▶ _Exercise objective_
Turn every entry below into one numbered list. Skip blank lines and leave out the pictures.

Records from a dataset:

------------

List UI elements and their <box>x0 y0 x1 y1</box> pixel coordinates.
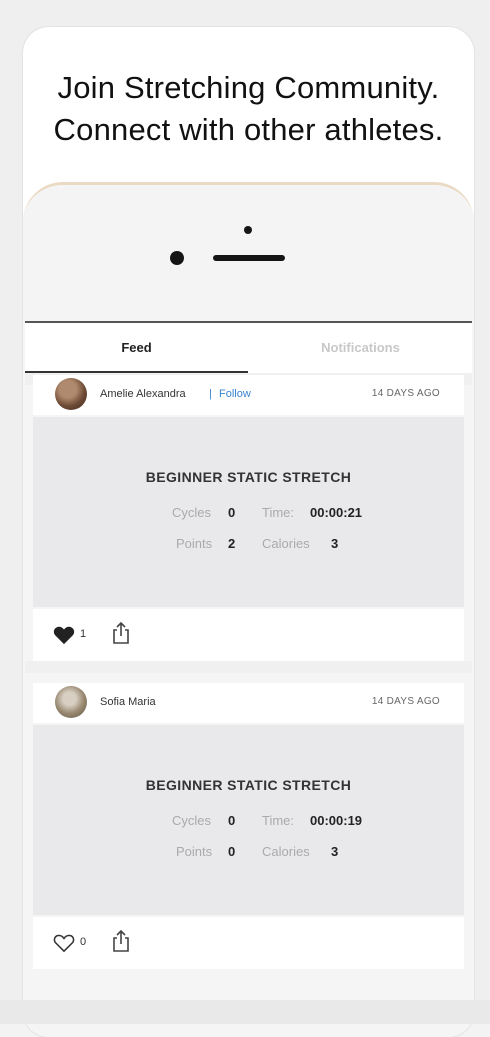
post-actions: 1 <box>33 609 464 661</box>
tab-notifications[interactable]: Notifications <box>249 323 472 371</box>
feed-post: Sofia Maria 14 DAYS AGO BEGINNER STATIC … <box>33 683 464 969</box>
calories-label: Calories <box>262 536 310 551</box>
post-username[interactable]: Sofia Maria <box>100 696 156 708</box>
headline-line-1: Join Stretching Community. <box>57 70 440 105</box>
post-timestamp: 14 DAYS AGO <box>371 388 440 399</box>
promo-card: Join Stretching Community. Connect with … <box>23 27 474 1037</box>
workout-summary[interactable]: BEGINNER STATIC STRETCH Cycles 0 Time: 0… <box>33 417 464 607</box>
heart-filled-icon[interactable] <box>53 625 75 645</box>
points-value: 2 <box>228 536 236 551</box>
like-count: 1 <box>80 628 87 640</box>
phone-mockup: Feed Notifications Amelie Alexandra | Fo… <box>23 182 474 1037</box>
heart-outline-icon[interactable] <box>53 933 75 953</box>
feed-post: Amelie Alexandra | Follow 14 DAYS AGO BE… <box>33 375 464 661</box>
points-label: Points <box>176 844 213 859</box>
app-screen: Feed Notifications Amelie Alexandra | Fo… <box>25 321 472 1037</box>
bottom-strip <box>0 1000 490 1024</box>
time-label: Time: <box>262 505 295 520</box>
time-value: 00:00:21 <box>310 505 363 520</box>
points-label: Points <box>176 536 213 551</box>
avatar[interactable] <box>55 686 87 718</box>
workout-title: BEGINNER STATIC STRETCH <box>145 469 352 485</box>
headline-line-2: Connect with other athletes. <box>53 112 444 147</box>
time-value: 00:00:19 <box>310 813 363 828</box>
tab-feed[interactable]: Feed <box>25 323 248 373</box>
cycles-value: 0 <box>228 813 236 828</box>
points-value: 0 <box>228 844 236 859</box>
workout-summary[interactable]: BEGINNER STATIC STRETCH Cycles 0 Time: 0… <box>33 725 464 915</box>
promo-headline: Join Stretching Community. Connect with … <box>23 67 474 151</box>
calories-value: 3 <box>331 536 339 551</box>
separator: | <box>209 388 212 400</box>
like-count: 0 <box>80 936 87 948</box>
sensor-icon <box>170 251 184 265</box>
avatar[interactable] <box>55 378 87 410</box>
cycles-value: 0 <box>228 505 236 520</box>
camera-icon <box>244 226 252 234</box>
phone-bezel-top <box>23 185 474 321</box>
cycles-label: Cycles <box>172 813 212 828</box>
time-label: Time: <box>262 813 295 828</box>
calories-label: Calories <box>262 844 310 859</box>
feed-gap <box>25 661 472 673</box>
post-actions: 0 <box>33 917 464 969</box>
tab-bar: Feed Notifications <box>25 323 472 373</box>
post-username[interactable]: Amelie Alexandra <box>100 388 186 400</box>
speaker-grille <box>213 255 285 261</box>
calories-value: 3 <box>331 844 339 859</box>
post-timestamp: 14 DAYS AGO <box>371 696 440 707</box>
share-icon[interactable] <box>111 929 131 953</box>
cycles-label: Cycles <box>172 505 212 520</box>
workout-title: BEGINNER STATIC STRETCH <box>145 777 352 793</box>
share-icon[interactable] <box>111 621 131 645</box>
post-header: Sofia Maria 14 DAYS AGO <box>33 683 464 723</box>
post-header: Amelie Alexandra | Follow 14 DAYS AGO <box>33 375 464 415</box>
follow-link[interactable]: Follow <box>219 388 251 400</box>
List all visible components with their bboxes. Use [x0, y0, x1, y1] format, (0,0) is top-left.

------------

▶ _Written answer_
1. List UI elements and their <box>x0 y0 x1 y1</box> pixel coordinates.
2. post-actions: 1 <box>33 609 464 661</box>
3. tab-notifications[interactable]: Notifications <box>249 323 472 371</box>
4. feed-post: Sofia Maria 14 DAYS AGO BEGINNER STATIC … <box>33 683 464 969</box>
5. calories-label: Calories <box>262 536 310 551</box>
6. post-username[interactable]: Sofia Maria <box>100 696 156 708</box>
7. headline-line-1: Join Stretching Community. <box>57 70 440 105</box>
8. post-timestamp: 14 DAYS AGO <box>371 388 440 399</box>
9. promo-card: Join Stretching Community. Connect with … <box>23 27 474 1037</box>
10. workout-summary[interactable]: BEGINNER STATIC STRETCH Cycles 0 Time: 0… <box>33 417 464 607</box>
11. heart-filled-icon[interactable] <box>53 625 75 645</box>
12. points-value: 2 <box>228 536 236 551</box>
13. like-count: 1 <box>80 628 87 640</box>
14. phone-mockup: Feed Notifications Amelie Alexandra | Fo… <box>23 182 474 1037</box>
15. heart-outline-icon[interactable] <box>53 933 75 953</box>
16. feed-post: Amelie Alexandra | Follow 14 DAYS AGO BE… <box>33 375 464 661</box>
17. points-label: Points <box>176 844 213 859</box>
18. app-screen: Feed Notifications Amelie Alexandra | Fo… <box>25 321 472 1037</box>
19. bottom-strip <box>0 1000 490 1024</box>
20. time-label: Time: <box>262 505 295 520</box>
21. time-value: 00:00:21 <box>310 505 363 520</box>
22. points-label: Points <box>176 536 213 551</box>
23. avatar[interactable] <box>55 686 87 718</box>
24. workout-title: BEGINNER STATIC STRETCH <box>145 469 352 485</box>
25. headline-line-2: Connect with other athletes. <box>53 112 444 147</box>
26. time-value: 00:00:19 <box>310 813 363 828</box>
27. tab-feed[interactable]: Feed <box>25 323 248 373</box>
28. cycles-value: 0 <box>228 813 236 828</box>
29. points-value: 0 <box>228 844 236 859</box>
30. workout-summary[interactable]: BEGINNER STATIC STRETCH Cycles 0 Time: 0… <box>33 725 464 915</box>
31. promo-headline: Join Stretching Community. Connect with … <box>23 67 474 151</box>
32. calories-value: 3 <box>331 536 339 551</box>
33. separator: | <box>209 388 212 400</box>
34. like-count: 0 <box>80 936 87 948</box>
35. sensor-icon <box>170 251 184 265</box>
36. avatar[interactable] <box>55 378 87 410</box>
37. cycles-value: 0 <box>228 505 236 520</box>
38. camera-icon <box>244 226 252 234</box>
39. phone-bezel-top <box>23 185 474 321</box>
40. cycles-label: Cycles <box>172 813 212 828</box>
41. time-label: Time: <box>262 813 295 828</box>
42. calories-label: Calories <box>262 844 310 859</box>
43. feed-gap <box>25 661 472 673</box>
44. post-actions: 0 <box>33 917 464 969</box>
45. tab-bar: Feed Notifications <box>25 323 472 373</box>
46. post-username[interactable]: Amelie Alexandra <box>100 388 186 400</box>
47. speaker-grille <box>213 255 285 261</box>
48. calories-value: 3 <box>331 844 339 859</box>
49. post-timestamp: 14 DAYS AGO <box>371 696 440 707</box>
50. share-icon[interactable] <box>111 929 131 953</box>
51. cycles-label: Cycles <box>172 505 212 520</box>
52. workout-title: BEGINNER STATIC STRETCH <box>145 777 352 793</box>
53. share-icon[interactable] <box>111 621 131 645</box>
54. post-header: Sofia Maria 14 DAYS AGO <box>33 683 464 723</box>
55. post-header: Amelie Alexandra | Follow 14 DAYS AGO <box>33 375 464 415</box>
56. follow-link[interactable]: Follow <box>219 388 251 400</box>
57. List all visible components with their bboxes. Use [x0, y0, x1, y1] format, (0,0) is top-left.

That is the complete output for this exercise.